**** DATA IN THIS EXERCISE

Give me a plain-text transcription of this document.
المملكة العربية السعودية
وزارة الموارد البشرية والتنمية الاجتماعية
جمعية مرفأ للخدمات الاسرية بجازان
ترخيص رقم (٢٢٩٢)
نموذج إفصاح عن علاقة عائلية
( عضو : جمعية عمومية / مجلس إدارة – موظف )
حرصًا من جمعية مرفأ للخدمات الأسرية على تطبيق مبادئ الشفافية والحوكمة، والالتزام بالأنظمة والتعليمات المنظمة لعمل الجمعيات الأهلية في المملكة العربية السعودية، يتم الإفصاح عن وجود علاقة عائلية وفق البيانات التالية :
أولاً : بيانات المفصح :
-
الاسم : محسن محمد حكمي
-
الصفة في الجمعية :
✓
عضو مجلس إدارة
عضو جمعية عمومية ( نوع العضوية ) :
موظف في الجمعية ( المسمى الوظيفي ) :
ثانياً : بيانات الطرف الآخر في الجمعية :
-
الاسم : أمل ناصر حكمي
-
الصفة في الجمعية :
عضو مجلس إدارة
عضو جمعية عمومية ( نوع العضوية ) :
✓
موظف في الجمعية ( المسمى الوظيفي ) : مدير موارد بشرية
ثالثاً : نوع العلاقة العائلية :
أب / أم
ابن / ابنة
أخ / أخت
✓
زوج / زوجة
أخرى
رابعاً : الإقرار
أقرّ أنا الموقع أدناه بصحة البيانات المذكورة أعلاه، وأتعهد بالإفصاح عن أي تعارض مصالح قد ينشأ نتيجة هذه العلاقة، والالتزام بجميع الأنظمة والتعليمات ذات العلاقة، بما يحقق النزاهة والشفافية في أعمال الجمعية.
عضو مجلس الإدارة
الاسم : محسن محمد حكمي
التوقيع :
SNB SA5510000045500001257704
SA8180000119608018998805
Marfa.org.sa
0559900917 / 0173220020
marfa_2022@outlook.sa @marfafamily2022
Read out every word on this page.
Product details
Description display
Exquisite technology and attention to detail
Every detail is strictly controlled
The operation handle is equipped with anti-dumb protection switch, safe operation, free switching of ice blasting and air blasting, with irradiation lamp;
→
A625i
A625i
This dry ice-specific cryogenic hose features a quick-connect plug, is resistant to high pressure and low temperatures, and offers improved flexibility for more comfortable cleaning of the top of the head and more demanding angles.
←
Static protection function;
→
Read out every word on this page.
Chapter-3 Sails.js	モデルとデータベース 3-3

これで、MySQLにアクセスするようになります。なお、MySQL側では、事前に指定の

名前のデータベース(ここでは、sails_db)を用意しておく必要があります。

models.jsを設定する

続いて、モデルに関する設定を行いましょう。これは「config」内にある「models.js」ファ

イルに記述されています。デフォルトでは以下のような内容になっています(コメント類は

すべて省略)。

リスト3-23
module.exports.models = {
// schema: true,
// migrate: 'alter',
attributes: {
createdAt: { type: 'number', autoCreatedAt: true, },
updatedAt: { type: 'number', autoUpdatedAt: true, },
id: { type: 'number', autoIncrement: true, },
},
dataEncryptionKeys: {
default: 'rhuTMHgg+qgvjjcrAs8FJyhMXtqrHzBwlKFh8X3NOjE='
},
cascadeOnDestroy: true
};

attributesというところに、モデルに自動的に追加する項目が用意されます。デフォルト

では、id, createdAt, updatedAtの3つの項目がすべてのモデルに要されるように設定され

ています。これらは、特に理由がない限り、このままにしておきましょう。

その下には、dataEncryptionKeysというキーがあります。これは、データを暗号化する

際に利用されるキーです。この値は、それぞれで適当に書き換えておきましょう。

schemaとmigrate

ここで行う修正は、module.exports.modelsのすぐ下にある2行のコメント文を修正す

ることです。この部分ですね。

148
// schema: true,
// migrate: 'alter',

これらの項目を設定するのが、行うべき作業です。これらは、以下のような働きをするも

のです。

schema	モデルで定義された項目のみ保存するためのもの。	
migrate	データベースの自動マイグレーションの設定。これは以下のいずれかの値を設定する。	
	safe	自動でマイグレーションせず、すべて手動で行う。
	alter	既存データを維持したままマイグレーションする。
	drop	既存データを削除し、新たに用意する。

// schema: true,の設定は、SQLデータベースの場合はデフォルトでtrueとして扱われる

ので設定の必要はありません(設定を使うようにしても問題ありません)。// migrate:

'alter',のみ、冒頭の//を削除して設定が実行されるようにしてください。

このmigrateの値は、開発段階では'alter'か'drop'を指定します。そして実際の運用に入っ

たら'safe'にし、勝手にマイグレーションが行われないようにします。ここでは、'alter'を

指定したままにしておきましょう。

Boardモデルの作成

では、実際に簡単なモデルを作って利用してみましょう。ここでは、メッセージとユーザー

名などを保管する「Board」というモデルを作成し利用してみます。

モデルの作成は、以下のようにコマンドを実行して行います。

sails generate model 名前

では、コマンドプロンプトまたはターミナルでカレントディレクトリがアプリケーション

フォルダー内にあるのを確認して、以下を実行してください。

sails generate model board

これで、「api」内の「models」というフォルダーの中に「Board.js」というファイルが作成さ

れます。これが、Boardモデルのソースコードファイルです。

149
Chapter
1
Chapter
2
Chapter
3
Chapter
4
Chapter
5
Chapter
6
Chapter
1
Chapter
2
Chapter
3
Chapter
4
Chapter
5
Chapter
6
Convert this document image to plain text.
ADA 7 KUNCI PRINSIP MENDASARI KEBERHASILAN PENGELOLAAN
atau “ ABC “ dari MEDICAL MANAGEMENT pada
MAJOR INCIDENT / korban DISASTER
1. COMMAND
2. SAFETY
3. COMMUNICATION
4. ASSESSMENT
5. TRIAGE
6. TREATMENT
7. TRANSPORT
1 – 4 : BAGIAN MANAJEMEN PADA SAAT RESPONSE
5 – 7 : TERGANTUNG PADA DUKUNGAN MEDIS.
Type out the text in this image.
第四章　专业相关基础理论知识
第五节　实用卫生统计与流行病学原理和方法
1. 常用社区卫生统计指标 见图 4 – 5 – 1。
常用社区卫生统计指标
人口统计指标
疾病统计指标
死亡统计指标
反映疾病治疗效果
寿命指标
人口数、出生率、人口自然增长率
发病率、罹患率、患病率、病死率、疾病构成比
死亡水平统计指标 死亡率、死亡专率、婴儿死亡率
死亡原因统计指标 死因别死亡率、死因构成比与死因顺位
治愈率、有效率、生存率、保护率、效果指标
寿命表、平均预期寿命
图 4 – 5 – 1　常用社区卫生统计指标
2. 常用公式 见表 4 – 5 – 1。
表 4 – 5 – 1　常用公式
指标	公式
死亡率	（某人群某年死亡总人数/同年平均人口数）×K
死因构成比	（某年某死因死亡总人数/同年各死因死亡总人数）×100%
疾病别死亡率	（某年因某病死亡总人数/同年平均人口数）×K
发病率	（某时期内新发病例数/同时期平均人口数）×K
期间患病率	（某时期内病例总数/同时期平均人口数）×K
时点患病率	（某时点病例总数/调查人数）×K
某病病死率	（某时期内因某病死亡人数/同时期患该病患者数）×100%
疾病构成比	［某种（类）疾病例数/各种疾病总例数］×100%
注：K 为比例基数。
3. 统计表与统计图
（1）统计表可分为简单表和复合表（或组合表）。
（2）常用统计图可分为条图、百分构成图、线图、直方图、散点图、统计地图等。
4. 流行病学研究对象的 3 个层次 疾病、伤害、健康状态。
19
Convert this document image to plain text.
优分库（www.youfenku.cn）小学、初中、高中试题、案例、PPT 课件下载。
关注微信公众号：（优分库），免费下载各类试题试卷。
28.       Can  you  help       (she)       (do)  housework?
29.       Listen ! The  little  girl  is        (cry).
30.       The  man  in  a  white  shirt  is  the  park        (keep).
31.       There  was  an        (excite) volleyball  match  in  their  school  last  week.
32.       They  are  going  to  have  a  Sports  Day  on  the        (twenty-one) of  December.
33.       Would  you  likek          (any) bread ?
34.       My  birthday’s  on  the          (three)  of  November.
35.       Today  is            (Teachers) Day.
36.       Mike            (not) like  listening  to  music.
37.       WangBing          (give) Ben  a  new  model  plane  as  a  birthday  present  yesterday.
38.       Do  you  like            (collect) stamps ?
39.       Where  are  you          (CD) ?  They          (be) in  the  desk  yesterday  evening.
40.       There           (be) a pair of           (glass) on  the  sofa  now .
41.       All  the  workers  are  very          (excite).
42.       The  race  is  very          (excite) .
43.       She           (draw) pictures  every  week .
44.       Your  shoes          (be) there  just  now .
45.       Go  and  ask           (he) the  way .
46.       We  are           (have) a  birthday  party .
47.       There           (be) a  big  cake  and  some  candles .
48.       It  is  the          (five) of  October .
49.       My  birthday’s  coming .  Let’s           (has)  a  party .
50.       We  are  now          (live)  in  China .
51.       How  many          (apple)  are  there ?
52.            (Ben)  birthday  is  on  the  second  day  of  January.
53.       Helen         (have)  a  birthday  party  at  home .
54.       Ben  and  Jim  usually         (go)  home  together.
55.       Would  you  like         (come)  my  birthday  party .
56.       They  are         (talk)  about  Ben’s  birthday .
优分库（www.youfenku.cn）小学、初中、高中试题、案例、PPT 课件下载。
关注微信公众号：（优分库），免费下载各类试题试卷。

********

TASK DIRECTIONS: Pull out each line of the entries that contains "number".

SOLUTION:
createdAt: { type: 'number', autoCreatedAt: true, },
updatedAt: { type: 'number', autoUpdatedAt: true, },
id: { type: 'number', autoIncrement: true, },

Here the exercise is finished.